* Start Input data *
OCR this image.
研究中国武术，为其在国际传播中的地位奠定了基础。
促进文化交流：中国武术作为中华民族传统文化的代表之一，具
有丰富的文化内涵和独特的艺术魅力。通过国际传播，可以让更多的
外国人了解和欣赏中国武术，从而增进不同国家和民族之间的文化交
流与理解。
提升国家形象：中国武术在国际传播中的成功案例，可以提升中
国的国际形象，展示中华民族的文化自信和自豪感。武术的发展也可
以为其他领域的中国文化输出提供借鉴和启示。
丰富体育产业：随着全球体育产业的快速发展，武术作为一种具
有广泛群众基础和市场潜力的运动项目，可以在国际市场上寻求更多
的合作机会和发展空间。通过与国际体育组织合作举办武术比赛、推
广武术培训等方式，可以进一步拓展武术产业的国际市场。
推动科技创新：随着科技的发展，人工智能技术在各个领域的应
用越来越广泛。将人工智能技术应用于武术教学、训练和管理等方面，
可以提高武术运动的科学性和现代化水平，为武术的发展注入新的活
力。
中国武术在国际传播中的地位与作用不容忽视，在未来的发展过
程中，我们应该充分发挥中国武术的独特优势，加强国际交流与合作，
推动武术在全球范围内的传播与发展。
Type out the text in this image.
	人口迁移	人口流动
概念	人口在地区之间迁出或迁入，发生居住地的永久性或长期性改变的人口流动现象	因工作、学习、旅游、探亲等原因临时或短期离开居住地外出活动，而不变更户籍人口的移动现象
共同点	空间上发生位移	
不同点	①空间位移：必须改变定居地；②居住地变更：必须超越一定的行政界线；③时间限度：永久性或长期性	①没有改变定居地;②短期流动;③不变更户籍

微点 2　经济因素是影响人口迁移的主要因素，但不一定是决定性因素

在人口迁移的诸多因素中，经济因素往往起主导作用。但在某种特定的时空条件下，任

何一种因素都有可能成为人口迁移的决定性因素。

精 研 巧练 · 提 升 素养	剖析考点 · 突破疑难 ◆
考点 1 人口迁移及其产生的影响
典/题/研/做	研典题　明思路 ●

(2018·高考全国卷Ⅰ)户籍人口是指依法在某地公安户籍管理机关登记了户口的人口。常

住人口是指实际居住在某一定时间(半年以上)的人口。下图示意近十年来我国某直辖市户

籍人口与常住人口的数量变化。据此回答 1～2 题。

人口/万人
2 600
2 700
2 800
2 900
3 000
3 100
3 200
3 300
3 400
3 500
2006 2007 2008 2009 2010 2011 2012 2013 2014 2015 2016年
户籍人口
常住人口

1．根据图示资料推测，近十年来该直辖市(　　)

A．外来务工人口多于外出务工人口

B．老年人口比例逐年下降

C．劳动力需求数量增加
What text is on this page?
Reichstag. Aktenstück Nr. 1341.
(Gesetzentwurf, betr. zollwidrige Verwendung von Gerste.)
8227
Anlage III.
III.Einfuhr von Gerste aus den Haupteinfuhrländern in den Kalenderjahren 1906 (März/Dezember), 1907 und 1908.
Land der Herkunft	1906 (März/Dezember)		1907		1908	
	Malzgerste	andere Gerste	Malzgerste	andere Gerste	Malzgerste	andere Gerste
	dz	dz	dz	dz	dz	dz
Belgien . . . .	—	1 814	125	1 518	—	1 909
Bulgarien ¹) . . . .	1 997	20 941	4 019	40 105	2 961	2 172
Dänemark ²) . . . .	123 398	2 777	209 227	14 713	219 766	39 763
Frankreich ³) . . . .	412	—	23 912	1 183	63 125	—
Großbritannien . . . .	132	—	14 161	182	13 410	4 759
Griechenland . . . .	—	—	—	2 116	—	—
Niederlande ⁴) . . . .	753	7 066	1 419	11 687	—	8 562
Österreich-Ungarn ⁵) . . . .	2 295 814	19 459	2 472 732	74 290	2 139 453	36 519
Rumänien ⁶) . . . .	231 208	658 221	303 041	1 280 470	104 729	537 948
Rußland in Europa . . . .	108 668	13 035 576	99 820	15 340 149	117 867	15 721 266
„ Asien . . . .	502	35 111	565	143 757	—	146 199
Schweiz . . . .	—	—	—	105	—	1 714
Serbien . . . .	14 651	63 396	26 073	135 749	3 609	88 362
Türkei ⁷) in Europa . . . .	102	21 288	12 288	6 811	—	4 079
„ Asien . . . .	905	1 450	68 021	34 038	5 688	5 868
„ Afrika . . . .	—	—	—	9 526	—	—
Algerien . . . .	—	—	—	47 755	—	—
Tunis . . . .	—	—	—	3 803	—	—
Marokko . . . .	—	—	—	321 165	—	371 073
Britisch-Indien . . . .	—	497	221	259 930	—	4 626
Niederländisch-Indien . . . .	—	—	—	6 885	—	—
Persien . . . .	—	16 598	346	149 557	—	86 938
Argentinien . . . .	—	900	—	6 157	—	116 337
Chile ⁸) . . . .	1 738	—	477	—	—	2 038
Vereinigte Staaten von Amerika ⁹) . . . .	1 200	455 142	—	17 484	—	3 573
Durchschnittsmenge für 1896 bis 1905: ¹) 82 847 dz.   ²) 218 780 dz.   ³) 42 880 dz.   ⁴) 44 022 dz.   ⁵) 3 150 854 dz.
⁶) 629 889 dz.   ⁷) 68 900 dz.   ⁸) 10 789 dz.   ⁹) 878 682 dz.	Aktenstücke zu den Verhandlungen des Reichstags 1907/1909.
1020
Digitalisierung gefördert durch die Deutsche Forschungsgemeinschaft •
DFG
* End Input data *
Your objective:
Extract, word for word, each line of the listing above.

Finished answer:
OCR this image.
研究中国武术，为其在国际传播中的地位奠定了基础。
促进文化交流：中国武术作为中华民族传统文化的代表之一，具
有丰富的文化内涵和独特的艺术魅力。通过国际传播，可以让更多的
外国人了解和欣赏中国武术，从而增进不同国家和民族之间的文化交
流与理解。
提升国家形象：中国武术在国际传播中的成功案例，可以提升中
国的国际形象，展示中华民族的文化自信和自豪感。武术的发展也可
以为其他领域的中国文化输出提供借鉴和启示。
丰富体育产业：随着全球体育产业的快速发展，武术作为一种具
有广泛群众基础和市场潜力的运动项目，可以在国际市场上寻求更多
的合作机会和发展空间。通过与国际体育组织合作举办武术比赛、推
广武术培训等方式，可以进一步拓展武术产业的国际市场。
推动科技创新：随着科技的发展，人工智能技术在各个领域的应
用越来越广泛。将人工智能技术应用于武术教学、训练和管理等方面，
可以提高武术运动的科学性和现代化水平，为武术的发展注入新的活
力。
中国武术在国际传播中的地位与作用不容忽视，在未来的发展过
程中，我们应该充分发挥中国武术的独特优势，加强国际交流与合作，
推动武术在全球范围内的传播与发展。
Type out the text in this image.
	人口迁移	人口流动
概念	人口在地区之间迁出或迁入，发生居住地的永久性或长期性改变的人口流动现象	因工作、学习、旅游、探亲等原因临时或短期离开居住地外出活动，而不变更户籍人口的移动现象
共同点	空间上发生位移	
不同点	①空间位移：必须改变定居地；②居住地变更：必须超越一定的行政界线；③时间限度：永久性或长期性	①没有改变定居地;②短期流动;③不变更户籍

微点 2　经济因素是影响人口迁移的主要因素，但不一定是决定性因素

在人口迁移的诸多因素中，经济因素往往起主导作用。但在某种特定的时空条件下，任

何一种因素都有可能成为人口迁移的决定性因素。

精 研 巧练 · 提 升 素养	剖析考点 · 突破疑难 ◆
考点 1 人口迁移及其产生的影响
典/题/研/做	研典题　明思路 ●

(2018·高考全国卷Ⅰ)户籍人口是指依法在某地公安户籍管理机关登记了户口的人口。常

住人口是指实际居住在某一定时间(半年以上)的人口。下图示意近十年来我国某直辖市户

籍人口与常住人口的数量变化。据此回答 1～2 题。

人口/万人
2 600
2 700
2 800
2 900
3 000
3 100
3 200
3 300
3 400
3 500
2006 2007 2008 2009 2010 2011 2012 2013 2014 2015 2016年
户籍人口
常住人口

1．根据图示资料推测，近十年来该直辖市(　　)

A．外来务工人口多于外出务工人口

B．老年人口比例逐年下降

C．劳动力需求数量增加
What text is on this page?
Reichstag. Aktenstück Nr. 1341.
(Gesetzentwurf, betr. zollwidrige Verwendung von Gerste.)
8227
Anlage III.
III.Einfuhr von Gerste aus den Haupteinfuhrländern in den Kalenderjahren 1906 (März/Dezember), 1907 und 1908.
Land der Herkunft	1906 (März/Dezember)		1907		1908	
	Malzgerste	andere Gerste	Malzgerste	andere Gerste	Malzgerste	andere Gerste
	dz	dz	dz	dz	dz	dz
Belgien . . . .	—	1 814	125	1 518	—	1 909
Bulgarien ¹) . . . .	1 997	20 941	4 019	40 105	2 961	2 172
Dänemark ²) . . . .	123 398	2 777	209 227	14 713	219 766	39 763
Frankreich ³) . . . .	412	—	23 912	1 183	63 125	—
Großbritannien . . . .	132	—	14 161	182	13 410	4 759
Griechenland . . . .	—	—	—	2 116	—	—
Niederlande ⁴) . . . .	753	7 066	1 419	11 687	—	8 562
Österreich-Ungarn ⁵) . . . .	2 295 814	19 459	2 472 732	74 290	2 139 453	36 519
Rumänien ⁶) . . . .	231 208	658 221	303 041	1 280 470	104 729	537 948
Rußland in Europa . . . .	108 668	13 035 576	99 820	15 340 149	117 867	15 721 266
„ Asien . . . .	502	35 111	565	143 757	—	146 199
Schweiz . . . .	—	—	—	105	—	1 714
Serbien . . . .	14 651	63 396	26 073	135 749	3 609	88 362
Türkei ⁷) in Europa . . . .	102	21 288	12 288	6 811	—	4 079
„ Asien . . . .	905	1 450	68 021	34 038	5 688	5 868
„ Afrika . . . .	—	—	—	9 526	—	—
Algerien . . . .	—	—	—	47 755	—	—
Tunis . . . .	—	—	—	3 803	—	—
Marokko . . . .	—	—	—	321 165	—	371 073
Britisch-Indien . . . .	—	497	221	259 930	—	4 626
Niederländisch-Indien . . . .	—	—	—	6 885	—	—
Persien . . . .	—	16 598	346	149 557	—	86 938
Argentinien . . . .	—	900	—	6 157	—	116 337
Chile ⁸) . . . .	1 738	—	477	—	—	2 038
Vereinigte Staaten von Amerika ⁹) . . . .	1 200	455 142	—	17 484	—	3 573
Durchschnittsmenge für 1896 bis 1905: ¹) 82 847 dz.   ²) 218 780 dz.   ³) 42 880 dz.   ⁴) 44 022 dz.   ⁵) 3 150 854 dz.
⁶) 629 889 dz.   ⁷) 68 900 dz.   ⁸) 10 789 dz.   ⁹) 878 682 dz.	Aktenstücke zu den Verhandlungen des Reichstags 1907/1909.
1020
Digitalisierung gefördert durch die Deutsche Forschungsgemeinschaft •
DFG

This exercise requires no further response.